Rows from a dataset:

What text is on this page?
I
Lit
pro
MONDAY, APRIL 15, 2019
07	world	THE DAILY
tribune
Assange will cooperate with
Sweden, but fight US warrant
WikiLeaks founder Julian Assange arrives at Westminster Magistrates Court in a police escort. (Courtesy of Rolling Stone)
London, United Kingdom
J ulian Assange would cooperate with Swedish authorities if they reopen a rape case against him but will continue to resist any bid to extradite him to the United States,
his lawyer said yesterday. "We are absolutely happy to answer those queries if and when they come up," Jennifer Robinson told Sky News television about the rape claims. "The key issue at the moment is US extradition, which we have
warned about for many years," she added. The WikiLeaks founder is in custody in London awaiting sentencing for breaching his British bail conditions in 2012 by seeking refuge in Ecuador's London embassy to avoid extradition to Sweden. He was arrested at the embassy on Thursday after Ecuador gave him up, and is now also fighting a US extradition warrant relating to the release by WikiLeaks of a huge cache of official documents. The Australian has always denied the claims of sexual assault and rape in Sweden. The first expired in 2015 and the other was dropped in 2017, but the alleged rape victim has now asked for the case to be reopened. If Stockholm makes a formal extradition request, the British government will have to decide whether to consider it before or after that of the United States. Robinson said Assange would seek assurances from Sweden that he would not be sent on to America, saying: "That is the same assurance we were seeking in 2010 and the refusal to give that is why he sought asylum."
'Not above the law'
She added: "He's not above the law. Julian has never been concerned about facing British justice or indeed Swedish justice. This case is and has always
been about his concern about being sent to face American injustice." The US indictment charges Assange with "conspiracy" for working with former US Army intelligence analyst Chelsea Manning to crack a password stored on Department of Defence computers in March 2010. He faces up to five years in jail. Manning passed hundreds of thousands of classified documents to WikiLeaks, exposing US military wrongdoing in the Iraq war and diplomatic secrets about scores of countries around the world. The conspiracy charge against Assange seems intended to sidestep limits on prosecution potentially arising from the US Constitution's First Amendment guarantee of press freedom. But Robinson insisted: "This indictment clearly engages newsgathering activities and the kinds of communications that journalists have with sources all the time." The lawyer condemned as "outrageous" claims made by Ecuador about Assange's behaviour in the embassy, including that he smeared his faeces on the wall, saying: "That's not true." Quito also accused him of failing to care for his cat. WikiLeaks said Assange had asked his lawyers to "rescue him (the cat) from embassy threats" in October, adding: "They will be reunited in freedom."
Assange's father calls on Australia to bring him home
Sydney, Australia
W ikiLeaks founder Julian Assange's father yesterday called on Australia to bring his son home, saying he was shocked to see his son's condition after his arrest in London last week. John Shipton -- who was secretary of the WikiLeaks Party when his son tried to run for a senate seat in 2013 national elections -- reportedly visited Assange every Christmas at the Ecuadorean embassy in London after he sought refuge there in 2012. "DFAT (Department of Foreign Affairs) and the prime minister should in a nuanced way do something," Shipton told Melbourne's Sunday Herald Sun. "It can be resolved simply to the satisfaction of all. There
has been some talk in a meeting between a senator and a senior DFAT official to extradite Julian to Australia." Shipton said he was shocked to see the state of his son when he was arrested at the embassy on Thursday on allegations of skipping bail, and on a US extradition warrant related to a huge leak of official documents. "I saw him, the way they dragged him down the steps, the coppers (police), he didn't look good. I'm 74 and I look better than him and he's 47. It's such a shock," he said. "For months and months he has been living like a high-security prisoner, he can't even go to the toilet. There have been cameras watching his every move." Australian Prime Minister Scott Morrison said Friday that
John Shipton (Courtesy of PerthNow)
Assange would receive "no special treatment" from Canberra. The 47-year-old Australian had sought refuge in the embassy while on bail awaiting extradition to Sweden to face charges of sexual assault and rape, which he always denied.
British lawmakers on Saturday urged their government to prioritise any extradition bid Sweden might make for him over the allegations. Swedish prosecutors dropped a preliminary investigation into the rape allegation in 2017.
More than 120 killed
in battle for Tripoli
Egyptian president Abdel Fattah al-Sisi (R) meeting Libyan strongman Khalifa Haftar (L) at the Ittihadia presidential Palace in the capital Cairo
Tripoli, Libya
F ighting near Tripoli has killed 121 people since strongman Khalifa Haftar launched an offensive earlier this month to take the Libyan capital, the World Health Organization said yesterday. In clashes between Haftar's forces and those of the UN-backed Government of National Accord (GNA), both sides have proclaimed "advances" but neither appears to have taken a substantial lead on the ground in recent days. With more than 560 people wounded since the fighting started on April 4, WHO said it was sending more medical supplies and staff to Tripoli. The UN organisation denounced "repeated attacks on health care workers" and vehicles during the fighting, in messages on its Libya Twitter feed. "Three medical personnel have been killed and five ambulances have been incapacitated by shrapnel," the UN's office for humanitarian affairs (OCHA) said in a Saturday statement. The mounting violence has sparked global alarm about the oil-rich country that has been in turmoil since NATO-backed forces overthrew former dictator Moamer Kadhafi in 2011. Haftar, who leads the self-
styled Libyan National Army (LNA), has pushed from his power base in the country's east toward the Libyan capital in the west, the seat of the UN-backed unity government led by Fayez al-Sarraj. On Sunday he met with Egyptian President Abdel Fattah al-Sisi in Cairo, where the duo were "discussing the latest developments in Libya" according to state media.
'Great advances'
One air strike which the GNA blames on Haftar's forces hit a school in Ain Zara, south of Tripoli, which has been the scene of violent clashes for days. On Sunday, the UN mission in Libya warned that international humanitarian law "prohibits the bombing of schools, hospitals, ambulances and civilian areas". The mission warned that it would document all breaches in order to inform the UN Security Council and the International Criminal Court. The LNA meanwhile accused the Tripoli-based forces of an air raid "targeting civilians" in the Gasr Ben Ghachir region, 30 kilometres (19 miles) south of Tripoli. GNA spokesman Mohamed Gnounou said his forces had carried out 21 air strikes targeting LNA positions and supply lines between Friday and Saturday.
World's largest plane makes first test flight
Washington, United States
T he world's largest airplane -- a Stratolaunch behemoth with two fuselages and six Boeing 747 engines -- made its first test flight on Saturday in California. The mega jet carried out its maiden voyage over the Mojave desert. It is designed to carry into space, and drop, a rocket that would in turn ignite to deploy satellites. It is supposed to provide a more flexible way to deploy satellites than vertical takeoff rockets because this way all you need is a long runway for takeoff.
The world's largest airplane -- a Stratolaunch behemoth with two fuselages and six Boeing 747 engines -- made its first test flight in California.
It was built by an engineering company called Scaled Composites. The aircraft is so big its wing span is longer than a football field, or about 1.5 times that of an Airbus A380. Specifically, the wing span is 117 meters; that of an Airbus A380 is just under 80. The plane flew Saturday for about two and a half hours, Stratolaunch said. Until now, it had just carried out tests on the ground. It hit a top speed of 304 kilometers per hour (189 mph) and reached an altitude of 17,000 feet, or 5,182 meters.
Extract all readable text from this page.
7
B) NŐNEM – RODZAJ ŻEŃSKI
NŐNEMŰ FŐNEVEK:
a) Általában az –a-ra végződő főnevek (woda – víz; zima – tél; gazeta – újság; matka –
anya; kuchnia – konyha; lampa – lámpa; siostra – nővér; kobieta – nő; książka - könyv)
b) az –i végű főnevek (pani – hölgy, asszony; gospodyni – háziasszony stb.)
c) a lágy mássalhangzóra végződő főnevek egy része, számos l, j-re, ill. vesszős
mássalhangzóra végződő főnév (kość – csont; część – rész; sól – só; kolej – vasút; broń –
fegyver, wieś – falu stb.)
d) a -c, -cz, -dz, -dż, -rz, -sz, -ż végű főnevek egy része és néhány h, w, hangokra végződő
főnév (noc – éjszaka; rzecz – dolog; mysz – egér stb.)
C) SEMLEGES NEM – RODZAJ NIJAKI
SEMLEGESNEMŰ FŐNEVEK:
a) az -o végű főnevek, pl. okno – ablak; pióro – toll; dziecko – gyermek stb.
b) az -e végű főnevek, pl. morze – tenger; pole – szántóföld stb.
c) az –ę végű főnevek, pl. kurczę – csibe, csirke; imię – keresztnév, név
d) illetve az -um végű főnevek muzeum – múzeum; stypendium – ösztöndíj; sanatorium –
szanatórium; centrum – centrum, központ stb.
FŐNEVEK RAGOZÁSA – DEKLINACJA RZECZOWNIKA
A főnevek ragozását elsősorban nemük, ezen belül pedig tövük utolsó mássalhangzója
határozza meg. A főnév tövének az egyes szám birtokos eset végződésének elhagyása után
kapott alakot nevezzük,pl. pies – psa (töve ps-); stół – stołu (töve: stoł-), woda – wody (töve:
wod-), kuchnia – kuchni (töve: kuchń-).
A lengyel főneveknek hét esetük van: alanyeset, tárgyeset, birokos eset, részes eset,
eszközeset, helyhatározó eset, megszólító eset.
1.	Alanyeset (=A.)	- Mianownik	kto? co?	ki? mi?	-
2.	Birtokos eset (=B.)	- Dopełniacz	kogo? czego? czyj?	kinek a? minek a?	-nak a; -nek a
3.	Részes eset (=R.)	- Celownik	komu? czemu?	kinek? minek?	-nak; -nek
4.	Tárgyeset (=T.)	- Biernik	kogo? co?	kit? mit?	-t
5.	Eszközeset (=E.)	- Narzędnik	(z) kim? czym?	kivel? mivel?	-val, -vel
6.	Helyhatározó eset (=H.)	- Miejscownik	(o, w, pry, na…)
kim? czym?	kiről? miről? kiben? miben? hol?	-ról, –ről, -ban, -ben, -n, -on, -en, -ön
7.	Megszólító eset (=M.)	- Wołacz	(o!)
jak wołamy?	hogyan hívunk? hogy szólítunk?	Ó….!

▶ _Written request_
Work through the records above line by line and count those that hold the string "Swedish". Give only the result.

▶ _Exercise output_
3